Exercise: Transcribe every line of the entries that follow, preserving each character, number and bracket without alteration.

▬▬▬▬▬▬

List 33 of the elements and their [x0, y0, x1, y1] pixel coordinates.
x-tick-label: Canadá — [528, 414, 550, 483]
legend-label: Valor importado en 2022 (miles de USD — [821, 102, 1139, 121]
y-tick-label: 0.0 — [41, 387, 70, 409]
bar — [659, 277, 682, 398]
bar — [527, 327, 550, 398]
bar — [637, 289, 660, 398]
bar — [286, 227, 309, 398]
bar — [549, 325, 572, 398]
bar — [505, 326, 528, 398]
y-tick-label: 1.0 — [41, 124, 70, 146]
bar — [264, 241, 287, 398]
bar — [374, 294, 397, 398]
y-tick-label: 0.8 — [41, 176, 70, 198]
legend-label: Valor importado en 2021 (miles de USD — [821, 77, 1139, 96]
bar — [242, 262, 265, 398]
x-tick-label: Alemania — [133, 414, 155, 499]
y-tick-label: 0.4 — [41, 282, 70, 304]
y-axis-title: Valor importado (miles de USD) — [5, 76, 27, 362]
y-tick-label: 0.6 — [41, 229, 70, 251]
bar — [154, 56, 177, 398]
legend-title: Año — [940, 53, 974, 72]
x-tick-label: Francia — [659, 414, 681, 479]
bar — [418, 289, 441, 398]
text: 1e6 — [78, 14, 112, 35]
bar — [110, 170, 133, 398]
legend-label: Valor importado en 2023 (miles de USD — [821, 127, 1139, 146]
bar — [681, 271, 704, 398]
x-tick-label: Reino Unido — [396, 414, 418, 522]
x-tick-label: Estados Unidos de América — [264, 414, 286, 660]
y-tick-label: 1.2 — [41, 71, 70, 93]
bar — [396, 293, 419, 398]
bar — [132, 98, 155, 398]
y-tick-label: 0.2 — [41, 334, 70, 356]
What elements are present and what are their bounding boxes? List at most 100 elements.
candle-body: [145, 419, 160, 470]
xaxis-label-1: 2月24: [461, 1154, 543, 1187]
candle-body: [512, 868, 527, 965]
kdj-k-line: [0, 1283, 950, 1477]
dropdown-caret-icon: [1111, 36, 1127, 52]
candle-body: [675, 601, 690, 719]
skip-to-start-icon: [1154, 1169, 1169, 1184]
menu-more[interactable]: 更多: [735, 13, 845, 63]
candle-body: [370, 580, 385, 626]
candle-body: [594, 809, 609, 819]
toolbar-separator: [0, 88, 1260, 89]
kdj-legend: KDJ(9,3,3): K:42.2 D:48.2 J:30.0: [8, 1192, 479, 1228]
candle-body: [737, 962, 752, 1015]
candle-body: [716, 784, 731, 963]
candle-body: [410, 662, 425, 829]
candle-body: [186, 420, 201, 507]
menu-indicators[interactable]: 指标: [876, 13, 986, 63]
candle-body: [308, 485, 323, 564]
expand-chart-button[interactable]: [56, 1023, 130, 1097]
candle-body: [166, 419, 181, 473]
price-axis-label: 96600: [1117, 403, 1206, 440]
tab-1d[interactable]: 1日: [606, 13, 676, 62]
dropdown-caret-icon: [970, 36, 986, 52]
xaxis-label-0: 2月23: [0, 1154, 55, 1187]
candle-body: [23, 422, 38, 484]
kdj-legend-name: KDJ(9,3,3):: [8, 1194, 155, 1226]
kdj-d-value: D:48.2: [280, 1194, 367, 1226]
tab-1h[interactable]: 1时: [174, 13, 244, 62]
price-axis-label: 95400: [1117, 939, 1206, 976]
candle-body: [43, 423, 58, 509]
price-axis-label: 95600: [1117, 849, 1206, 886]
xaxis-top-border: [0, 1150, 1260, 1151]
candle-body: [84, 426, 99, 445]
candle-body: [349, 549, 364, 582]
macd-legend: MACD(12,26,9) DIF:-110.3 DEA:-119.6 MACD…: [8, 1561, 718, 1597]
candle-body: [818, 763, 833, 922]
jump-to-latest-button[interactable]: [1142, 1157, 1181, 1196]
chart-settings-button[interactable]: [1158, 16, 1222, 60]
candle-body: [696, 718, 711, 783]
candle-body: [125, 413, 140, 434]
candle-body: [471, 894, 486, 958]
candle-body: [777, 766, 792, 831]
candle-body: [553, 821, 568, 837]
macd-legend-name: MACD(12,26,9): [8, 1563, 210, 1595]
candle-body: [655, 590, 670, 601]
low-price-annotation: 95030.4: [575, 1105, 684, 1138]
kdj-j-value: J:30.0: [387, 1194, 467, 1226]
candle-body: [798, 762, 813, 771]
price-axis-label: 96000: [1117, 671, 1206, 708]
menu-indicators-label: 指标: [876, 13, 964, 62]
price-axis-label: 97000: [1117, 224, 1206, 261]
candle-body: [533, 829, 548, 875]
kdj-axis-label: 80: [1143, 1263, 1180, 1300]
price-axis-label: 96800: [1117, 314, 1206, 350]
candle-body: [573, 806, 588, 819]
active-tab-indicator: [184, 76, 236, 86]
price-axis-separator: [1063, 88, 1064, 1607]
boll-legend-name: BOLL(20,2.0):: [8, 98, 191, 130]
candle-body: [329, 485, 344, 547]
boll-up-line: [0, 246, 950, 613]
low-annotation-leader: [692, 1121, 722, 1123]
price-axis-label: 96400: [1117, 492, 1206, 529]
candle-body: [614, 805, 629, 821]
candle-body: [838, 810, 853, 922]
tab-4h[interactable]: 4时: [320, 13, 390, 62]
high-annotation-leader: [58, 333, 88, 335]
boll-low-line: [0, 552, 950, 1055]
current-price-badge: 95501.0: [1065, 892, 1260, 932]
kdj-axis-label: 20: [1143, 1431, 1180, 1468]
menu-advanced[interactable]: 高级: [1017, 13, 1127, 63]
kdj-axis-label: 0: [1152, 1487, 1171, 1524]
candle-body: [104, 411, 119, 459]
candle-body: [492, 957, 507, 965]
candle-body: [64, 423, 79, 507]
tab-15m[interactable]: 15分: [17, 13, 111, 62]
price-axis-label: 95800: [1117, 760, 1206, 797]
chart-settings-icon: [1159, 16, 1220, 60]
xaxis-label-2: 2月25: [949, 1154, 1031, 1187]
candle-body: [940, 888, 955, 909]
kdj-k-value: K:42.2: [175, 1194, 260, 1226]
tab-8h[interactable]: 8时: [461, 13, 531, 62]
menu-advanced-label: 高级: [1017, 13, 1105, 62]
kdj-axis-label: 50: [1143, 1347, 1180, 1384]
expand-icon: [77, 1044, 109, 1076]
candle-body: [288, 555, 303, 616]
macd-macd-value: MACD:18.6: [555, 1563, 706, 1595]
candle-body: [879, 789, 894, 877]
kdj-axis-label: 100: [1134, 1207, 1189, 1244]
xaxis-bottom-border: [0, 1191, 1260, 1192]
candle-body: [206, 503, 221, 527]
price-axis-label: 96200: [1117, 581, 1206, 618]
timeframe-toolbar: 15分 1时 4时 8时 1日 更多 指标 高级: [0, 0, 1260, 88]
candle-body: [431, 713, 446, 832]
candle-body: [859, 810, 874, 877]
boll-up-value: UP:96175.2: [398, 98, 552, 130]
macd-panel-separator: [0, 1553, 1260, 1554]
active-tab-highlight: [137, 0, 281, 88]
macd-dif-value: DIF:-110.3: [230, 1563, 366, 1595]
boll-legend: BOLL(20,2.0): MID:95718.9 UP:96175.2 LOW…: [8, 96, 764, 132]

▬▬▬▬▬▬

Result:
List 33 of the elements and their [x0, y0, x1, y1] pixel coordinates.
x-tick-label: Canadá — [528, 414, 550, 483]
legend-label: Valor importado en 2022 (miles de USD — [821, 102, 1139, 121]
y-tick-label: 0.0 — [41, 387, 70, 409]
bar — [659, 277, 682, 398]
bar — [527, 327, 550, 398]
bar — [637, 289, 660, 398]
bar — [286, 227, 309, 398]
bar — [549, 325, 572, 398]
bar — [505, 326, 528, 398]
y-tick-label: 1.0 — [41, 124, 70, 146]
bar — [264, 241, 287, 398]
bar — [374, 294, 397, 398]
y-tick-label: 0.8 — [41, 176, 70, 198]
legend-label: Valor importado en 2021 (miles de USD — [821, 77, 1139, 96]
bar — [242, 262, 265, 398]
x-tick-label: Alemania — [133, 414, 155, 499]
y-tick-label: 0.4 — [41, 282, 70, 304]
y-axis-title: Valor importado (miles de USD) — [5, 76, 27, 362]
y-tick-label: 0.6 — [41, 229, 70, 251]
bar — [154, 56, 177, 398]
legend-title: Año — [940, 53, 974, 72]
x-tick-label: Francia — [659, 414, 681, 479]
bar — [418, 289, 441, 398]
text: 1e6 — [78, 14, 112, 35]
bar — [110, 170, 133, 398]
legend-label: Valor importado en 2023 (miles de USD — [821, 127, 1139, 146]
bar — [681, 271, 704, 398]
x-tick-label: Reino Unido — [396, 414, 418, 522]
x-tick-label: Estados Unidos de América — [264, 414, 286, 660]
y-tick-label: 1.2 — [41, 71, 70, 93]
bar — [396, 293, 419, 398]
bar — [132, 98, 155, 398]
y-tick-label: 0.2 — [41, 334, 70, 356]
What elements are present and what are their bounding boxes? List at most 100 elements.
candle-body: [145, 419, 160, 470]
xaxis-label-1: 2月24: [461, 1154, 543, 1187]
candle-body: [512, 868, 527, 965]
kdj-k-line: [0, 1283, 950, 1477]
dropdown-caret-icon: [1111, 36, 1127, 52]
candle-body: [675, 601, 690, 719]
skip-to-start-icon: [1154, 1169, 1169, 1184]
menu-more[interactable]: 更多: [735, 13, 845, 63]
candle-body: [370, 580, 385, 626]
candle-body: [594, 809, 609, 819]
toolbar-separator: [0, 88, 1260, 89]
kdj-legend: KDJ(9,3,3): K:42.2 D:48.2 J:30.0: [8, 1192, 479, 1228]
candle-body: [737, 962, 752, 1015]
candle-body: [716, 784, 731, 963]
candle-body: [410, 662, 425, 829]
candle-body: [186, 420, 201, 507]
menu-indicators[interactable]: 指标: [876, 13, 986, 63]
candle-body: [308, 485, 323, 564]
expand-chart-button[interactable]: [56, 1023, 130, 1097]
candle-body: [166, 419, 181, 473]
price-axis-label: 96600: [1117, 403, 1206, 440]
tab-1d[interactable]: 1日: [606, 13, 676, 62]
dropdown-caret-icon: [970, 36, 986, 52]
xaxis-label-0: 2月23: [0, 1154, 55, 1187]
candle-body: [23, 422, 38, 484]
kdj-legend-name: KDJ(9,3,3):: [8, 1194, 155, 1226]
kdj-d-value: D:48.2: [280, 1194, 367, 1226]
tab-1h[interactable]: 1时: [174, 13, 244, 62]
price-axis-label: 95400: [1117, 939, 1206, 976]
candle-body: [43, 423, 58, 509]
price-axis-label: 95600: [1117, 849, 1206, 886]
xaxis-top-border: [0, 1150, 1260, 1151]
candle-body: [84, 426, 99, 445]
candle-body: [349, 549, 364, 582]
macd-legend: MACD(12,26,9) DIF:-110.3 DEA:-119.6 MACD…: [8, 1561, 718, 1597]
candle-body: [818, 763, 833, 922]
jump-to-latest-button[interactable]: [1142, 1157, 1181, 1196]
chart-settings-button[interactable]: [1158, 16, 1222, 60]
candle-body: [696, 718, 711, 783]
candle-body: [125, 413, 140, 434]
candle-body: [471, 894, 486, 958]
candle-body: [777, 766, 792, 831]
candle-body: [553, 821, 568, 837]
macd-legend-name: MACD(12,26,9): [8, 1563, 210, 1595]
candle-body: [655, 590, 670, 601]
low-price-annotation: 95030.4: [575, 1105, 684, 1138]
kdj-j-value: J:30.0: [387, 1194, 467, 1226]
candle-body: [798, 762, 813, 771]
price-axis-label: 96000: [1117, 671, 1206, 708]
menu-indicators-label: 指标: [876, 13, 964, 62]
price-axis-label: 97000: [1117, 224, 1206, 261]
candle-body: [533, 829, 548, 875]
kdj-axis-label: 80: [1143, 1263, 1180, 1300]
price-axis-label: 96800: [1117, 314, 1206, 350]
candle-body: [573, 806, 588, 819]
active-tab-indicator: [184, 76, 236, 86]
price-axis-separator: [1063, 88, 1064, 1607]
boll-legend-name: BOLL(20,2.0):: [8, 98, 191, 130]
candle-body: [329, 485, 344, 547]
boll-up-line: [0, 246, 950, 613]
low-annotation-leader: [692, 1121, 722, 1123]
price-axis-label: 96400: [1117, 492, 1206, 529]
candle-body: [614, 805, 629, 821]
candle-body: [838, 810, 853, 922]
tab-4h[interactable]: 4时: [320, 13, 390, 62]
high-annotation-leader: [58, 333, 88, 335]
boll-low-line: [0, 552, 950, 1055]
current-price-badge: 95501.0: [1065, 892, 1260, 932]
kdj-axis-label: 20: [1143, 1431, 1180, 1468]
menu-advanced[interactable]: 高级: [1017, 13, 1127, 63]
kdj-axis-label: 0: [1152, 1487, 1171, 1524]
candle-body: [104, 411, 119, 459]
candle-body: [492, 957, 507, 965]
candle-body: [64, 423, 79, 507]
tab-15m[interactable]: 15分: [17, 13, 111, 62]
price-axis-label: 95800: [1117, 760, 1206, 797]
chart-settings-icon: [1159, 16, 1220, 60]
xaxis-label-2: 2月25: [949, 1154, 1031, 1187]
candle-body: [940, 888, 955, 909]
kdj-k-value: K:42.2: [175, 1194, 260, 1226]
tab-8h[interactable]: 8时: [461, 13, 531, 62]
menu-advanced-label: 高级: [1017, 13, 1105, 62]
kdj-axis-label: 50: [1143, 1347, 1180, 1384]
expand-icon: [77, 1044, 109, 1076]
candle-body: [288, 555, 303, 616]
macd-macd-value: MACD:18.6: [555, 1563, 706, 1595]
candle-body: [879, 789, 894, 877]
kdj-axis-label: 100: [1134, 1207, 1189, 1244]
xaxis-bottom-border: [0, 1191, 1260, 1192]
candle-body: [206, 503, 221, 527]
price-axis-label: 96200: [1117, 581, 1206, 618]
timeframe-toolbar: 15分 1时 4时 8时 1日 更多 指标 高级: [0, 0, 1260, 88]
candle-body: [431, 713, 446, 832]
candle-body: [859, 810, 874, 877]
boll-up-value: UP:96175.2: [398, 98, 552, 130]
macd-panel-separator: [0, 1553, 1260, 1554]
active-tab-highlight: [137, 0, 281, 88]
macd-dif-value: DIF:-110.3: [230, 1563, 366, 1595]
boll-legend: BOLL(20,2.0): MID:95718.9 UP:96175.2 LOW…: [8, 96, 764, 132]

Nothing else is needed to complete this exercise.